* WORK REQUIRED
Identify each line holding the string "title" and copy it.

[Records from a data collection]
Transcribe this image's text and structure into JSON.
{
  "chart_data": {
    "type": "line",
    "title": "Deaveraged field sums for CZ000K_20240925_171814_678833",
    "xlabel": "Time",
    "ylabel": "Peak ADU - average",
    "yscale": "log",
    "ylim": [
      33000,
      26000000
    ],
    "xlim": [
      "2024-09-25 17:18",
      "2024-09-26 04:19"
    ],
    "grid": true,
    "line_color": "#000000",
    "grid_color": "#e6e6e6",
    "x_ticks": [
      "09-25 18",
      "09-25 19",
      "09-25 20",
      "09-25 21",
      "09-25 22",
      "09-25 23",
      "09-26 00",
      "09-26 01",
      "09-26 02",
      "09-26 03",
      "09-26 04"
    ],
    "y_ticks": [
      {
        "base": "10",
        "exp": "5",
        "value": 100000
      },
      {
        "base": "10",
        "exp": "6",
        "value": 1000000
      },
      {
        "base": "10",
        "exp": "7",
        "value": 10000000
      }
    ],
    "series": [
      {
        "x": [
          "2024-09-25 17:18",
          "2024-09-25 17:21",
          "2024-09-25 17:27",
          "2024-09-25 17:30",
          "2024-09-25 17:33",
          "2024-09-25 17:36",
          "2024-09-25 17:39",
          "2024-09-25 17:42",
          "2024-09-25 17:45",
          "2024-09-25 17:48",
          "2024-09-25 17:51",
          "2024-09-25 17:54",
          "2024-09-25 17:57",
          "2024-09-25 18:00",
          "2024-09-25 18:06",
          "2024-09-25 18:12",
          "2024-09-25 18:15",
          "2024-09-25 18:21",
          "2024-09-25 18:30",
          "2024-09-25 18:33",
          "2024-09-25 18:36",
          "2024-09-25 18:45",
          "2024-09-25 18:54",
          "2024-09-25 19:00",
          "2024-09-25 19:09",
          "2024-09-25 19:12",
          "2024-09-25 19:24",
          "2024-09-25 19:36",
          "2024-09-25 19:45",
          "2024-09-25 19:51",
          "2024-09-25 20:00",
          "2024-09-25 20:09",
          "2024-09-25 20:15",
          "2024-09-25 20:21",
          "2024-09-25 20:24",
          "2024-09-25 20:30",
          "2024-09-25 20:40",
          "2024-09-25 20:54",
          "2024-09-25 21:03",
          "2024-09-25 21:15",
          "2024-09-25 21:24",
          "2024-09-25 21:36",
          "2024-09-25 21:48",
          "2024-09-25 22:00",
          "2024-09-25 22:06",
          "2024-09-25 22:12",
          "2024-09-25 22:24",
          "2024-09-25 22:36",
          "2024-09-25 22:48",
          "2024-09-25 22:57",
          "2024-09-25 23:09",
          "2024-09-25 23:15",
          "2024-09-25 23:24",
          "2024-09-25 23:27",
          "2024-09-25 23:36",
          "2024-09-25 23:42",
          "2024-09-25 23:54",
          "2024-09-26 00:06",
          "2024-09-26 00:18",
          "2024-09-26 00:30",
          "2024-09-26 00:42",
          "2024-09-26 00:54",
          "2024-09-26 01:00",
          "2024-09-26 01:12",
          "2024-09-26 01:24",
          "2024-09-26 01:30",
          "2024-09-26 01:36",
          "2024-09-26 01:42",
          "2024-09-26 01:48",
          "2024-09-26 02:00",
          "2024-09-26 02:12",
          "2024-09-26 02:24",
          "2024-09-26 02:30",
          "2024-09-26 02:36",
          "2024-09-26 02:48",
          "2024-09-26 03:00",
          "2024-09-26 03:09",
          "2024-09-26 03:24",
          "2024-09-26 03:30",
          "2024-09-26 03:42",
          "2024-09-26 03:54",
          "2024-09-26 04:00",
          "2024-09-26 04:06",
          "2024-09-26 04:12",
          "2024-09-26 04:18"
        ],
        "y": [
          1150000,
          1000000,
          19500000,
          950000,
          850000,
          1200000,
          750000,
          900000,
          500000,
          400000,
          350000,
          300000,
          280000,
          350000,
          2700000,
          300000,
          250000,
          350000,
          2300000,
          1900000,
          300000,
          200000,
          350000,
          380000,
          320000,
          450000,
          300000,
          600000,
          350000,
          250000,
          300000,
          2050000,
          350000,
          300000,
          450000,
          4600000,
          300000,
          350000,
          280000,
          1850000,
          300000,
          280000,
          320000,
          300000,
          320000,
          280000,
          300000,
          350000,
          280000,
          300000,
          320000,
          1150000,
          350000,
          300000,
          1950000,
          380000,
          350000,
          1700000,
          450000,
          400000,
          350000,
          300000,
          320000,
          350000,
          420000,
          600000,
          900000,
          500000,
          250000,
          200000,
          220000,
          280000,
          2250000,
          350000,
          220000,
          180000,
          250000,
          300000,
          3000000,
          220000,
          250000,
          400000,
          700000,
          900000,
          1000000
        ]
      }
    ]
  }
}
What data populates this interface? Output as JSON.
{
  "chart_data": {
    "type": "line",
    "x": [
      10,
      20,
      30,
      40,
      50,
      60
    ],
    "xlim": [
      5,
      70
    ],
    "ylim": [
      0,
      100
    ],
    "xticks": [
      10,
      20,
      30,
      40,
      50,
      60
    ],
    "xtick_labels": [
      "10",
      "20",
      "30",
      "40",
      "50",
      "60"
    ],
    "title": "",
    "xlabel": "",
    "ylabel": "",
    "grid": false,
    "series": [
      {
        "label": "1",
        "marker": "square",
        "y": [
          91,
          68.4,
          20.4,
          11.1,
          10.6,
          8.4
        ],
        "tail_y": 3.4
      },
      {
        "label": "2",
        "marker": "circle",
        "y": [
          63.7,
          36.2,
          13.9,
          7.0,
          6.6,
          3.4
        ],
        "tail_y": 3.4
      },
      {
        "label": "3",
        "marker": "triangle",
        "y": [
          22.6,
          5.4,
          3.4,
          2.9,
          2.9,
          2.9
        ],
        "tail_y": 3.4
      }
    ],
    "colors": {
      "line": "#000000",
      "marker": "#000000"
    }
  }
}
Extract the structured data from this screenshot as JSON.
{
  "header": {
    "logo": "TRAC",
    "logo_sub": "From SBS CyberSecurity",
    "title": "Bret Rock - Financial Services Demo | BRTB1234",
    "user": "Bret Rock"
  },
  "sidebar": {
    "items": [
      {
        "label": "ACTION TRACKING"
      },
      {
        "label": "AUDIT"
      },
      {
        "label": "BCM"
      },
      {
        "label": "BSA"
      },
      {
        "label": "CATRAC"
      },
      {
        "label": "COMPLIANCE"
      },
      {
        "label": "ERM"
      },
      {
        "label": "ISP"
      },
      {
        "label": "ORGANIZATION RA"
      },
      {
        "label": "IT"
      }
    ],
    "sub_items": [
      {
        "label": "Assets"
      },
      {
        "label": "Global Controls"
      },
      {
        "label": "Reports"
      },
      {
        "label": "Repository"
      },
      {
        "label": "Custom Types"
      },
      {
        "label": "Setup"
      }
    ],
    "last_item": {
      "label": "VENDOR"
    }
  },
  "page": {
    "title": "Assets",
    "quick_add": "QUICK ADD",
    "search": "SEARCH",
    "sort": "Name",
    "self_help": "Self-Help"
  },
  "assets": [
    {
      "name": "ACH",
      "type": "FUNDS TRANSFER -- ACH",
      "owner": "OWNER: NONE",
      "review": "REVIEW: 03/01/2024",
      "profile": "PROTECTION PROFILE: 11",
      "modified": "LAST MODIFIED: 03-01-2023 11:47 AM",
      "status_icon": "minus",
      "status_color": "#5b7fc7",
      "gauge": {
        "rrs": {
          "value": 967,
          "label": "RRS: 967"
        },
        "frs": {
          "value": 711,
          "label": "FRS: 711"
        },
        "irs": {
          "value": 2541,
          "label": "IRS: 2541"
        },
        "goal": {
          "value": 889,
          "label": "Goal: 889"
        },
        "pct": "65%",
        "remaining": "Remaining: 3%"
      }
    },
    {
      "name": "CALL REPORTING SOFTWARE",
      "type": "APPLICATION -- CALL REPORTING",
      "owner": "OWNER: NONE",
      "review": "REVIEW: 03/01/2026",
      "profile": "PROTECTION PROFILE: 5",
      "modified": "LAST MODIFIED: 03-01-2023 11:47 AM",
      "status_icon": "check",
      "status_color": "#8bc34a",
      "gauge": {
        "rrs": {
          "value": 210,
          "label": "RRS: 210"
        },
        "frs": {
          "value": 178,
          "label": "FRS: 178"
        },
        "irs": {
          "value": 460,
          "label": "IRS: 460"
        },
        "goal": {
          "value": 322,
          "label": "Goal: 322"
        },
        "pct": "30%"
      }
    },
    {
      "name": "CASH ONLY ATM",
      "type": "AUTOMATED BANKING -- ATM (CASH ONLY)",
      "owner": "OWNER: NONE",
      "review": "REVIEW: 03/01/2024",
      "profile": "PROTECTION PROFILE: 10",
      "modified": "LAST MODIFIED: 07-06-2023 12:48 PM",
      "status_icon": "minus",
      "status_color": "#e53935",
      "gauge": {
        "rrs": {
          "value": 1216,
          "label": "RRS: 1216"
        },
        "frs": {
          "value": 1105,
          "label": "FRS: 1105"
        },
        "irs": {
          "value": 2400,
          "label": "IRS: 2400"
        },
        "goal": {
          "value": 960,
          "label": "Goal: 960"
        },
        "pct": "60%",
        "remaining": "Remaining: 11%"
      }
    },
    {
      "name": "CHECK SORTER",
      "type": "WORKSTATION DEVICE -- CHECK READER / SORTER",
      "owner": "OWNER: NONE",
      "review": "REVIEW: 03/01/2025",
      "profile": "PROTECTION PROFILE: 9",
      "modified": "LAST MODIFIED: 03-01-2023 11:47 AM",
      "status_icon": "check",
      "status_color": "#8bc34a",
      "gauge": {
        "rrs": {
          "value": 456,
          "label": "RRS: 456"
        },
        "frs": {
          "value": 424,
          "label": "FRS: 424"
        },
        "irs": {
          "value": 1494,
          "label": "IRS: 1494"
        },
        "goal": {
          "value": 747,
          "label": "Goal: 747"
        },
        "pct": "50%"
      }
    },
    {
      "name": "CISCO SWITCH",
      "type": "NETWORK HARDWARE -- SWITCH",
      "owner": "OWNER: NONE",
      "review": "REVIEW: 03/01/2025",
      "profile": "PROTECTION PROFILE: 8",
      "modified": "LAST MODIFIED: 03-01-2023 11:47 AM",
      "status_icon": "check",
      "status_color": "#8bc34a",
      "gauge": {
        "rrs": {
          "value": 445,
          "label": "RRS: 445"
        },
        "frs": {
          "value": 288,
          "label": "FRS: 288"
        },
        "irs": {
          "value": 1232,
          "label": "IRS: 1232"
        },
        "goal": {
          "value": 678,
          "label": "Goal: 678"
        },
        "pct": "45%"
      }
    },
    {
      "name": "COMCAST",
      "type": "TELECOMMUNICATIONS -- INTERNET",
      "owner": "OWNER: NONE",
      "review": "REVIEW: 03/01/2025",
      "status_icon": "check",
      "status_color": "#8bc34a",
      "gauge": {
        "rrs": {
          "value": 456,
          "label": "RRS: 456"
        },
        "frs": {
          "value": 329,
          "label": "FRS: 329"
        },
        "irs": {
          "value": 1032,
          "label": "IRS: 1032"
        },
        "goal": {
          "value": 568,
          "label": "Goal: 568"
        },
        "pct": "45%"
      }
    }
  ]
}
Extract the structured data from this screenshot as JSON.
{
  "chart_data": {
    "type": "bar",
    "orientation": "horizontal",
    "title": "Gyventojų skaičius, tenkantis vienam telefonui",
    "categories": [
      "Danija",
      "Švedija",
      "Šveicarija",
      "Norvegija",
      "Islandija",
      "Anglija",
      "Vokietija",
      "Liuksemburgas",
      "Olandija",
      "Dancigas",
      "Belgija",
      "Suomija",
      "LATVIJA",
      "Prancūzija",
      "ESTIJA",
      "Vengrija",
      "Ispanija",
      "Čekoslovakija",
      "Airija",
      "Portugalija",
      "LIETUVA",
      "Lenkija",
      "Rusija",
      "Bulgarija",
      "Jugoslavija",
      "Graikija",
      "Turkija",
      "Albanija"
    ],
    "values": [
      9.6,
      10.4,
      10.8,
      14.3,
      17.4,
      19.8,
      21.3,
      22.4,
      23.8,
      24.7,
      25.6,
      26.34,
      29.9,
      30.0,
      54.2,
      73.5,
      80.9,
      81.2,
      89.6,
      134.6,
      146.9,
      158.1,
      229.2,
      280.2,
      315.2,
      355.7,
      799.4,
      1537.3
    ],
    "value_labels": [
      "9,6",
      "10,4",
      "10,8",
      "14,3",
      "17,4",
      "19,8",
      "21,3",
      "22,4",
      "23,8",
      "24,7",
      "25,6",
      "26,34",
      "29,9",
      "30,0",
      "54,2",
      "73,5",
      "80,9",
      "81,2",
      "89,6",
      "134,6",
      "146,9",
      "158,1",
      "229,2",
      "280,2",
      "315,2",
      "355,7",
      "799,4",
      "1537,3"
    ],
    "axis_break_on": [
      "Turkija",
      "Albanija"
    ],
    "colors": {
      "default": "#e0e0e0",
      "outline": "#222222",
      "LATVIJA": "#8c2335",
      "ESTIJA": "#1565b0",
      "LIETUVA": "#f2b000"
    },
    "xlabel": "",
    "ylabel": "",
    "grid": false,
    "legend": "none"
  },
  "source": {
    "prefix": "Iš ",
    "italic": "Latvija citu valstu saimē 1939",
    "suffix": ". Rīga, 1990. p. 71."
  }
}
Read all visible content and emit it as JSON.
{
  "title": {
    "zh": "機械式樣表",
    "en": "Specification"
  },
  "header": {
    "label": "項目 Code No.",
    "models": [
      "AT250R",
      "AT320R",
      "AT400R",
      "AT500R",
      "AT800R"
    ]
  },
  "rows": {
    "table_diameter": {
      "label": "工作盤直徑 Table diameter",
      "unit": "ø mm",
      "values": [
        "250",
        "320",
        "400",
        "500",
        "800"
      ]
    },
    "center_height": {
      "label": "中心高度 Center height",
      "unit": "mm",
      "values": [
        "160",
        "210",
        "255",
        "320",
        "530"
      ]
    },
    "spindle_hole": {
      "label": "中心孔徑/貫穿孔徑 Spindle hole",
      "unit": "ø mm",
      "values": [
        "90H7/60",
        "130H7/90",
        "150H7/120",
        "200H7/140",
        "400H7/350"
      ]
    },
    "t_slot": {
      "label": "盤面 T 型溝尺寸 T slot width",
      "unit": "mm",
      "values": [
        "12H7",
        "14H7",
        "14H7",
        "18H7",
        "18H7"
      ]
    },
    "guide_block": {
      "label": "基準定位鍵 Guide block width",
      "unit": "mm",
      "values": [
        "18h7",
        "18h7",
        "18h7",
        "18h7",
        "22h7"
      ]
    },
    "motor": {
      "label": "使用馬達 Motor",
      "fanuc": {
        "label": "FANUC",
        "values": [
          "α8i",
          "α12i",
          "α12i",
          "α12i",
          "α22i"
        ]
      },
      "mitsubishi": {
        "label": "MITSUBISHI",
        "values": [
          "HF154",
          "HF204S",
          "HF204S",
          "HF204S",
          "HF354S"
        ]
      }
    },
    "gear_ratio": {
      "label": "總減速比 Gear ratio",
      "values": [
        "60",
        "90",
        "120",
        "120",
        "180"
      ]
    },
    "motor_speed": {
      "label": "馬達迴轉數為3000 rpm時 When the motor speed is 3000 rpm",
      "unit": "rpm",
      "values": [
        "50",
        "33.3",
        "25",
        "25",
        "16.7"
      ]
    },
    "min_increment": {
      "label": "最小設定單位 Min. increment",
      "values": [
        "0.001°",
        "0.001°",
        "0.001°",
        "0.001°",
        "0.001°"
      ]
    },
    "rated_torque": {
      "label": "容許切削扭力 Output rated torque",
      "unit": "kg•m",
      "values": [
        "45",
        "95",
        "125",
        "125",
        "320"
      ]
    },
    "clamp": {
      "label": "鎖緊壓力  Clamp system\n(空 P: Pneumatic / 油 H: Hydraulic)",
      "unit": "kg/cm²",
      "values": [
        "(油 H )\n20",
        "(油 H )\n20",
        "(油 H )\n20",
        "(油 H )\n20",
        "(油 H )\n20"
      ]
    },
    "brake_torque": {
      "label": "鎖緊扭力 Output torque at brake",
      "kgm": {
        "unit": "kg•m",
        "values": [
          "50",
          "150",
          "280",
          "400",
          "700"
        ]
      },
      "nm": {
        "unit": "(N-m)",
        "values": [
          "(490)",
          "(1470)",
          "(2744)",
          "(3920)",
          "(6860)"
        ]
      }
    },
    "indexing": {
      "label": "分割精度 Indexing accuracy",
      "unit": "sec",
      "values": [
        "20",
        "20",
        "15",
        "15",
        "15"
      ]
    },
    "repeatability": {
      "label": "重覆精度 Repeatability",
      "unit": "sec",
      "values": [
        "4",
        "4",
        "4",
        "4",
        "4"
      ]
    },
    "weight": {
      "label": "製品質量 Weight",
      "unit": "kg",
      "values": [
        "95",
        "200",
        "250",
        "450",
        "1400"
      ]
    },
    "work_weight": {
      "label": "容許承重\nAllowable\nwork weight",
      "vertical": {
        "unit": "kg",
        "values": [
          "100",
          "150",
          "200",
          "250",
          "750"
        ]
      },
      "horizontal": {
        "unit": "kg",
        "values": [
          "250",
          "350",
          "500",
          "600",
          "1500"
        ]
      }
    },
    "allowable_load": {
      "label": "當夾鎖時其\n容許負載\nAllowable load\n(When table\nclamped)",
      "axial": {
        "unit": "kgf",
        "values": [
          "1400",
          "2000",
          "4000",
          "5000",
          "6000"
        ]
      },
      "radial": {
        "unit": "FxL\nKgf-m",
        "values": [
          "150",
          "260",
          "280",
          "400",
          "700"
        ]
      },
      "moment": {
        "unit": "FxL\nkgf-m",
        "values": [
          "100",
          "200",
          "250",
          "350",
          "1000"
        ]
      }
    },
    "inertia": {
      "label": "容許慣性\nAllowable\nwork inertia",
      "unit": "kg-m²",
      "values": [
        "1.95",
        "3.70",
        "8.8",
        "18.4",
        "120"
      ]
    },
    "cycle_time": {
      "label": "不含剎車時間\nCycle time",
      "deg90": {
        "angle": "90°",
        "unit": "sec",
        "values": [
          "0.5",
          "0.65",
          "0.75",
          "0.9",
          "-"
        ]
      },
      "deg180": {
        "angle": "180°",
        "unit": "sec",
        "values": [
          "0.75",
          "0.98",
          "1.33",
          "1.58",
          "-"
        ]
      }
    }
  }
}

* EXPECTED OUTPUT
    "title": "Deaveraged field sums for CZ000K_20240925_171814_678833",
    "title": "",
    "title": "Bret Rock - Financial Services Demo | BRTB1234",
    "title": "Assets",
    "title": "Gyventojų skaičius, tenkantis vienam telefonui",
  "title": {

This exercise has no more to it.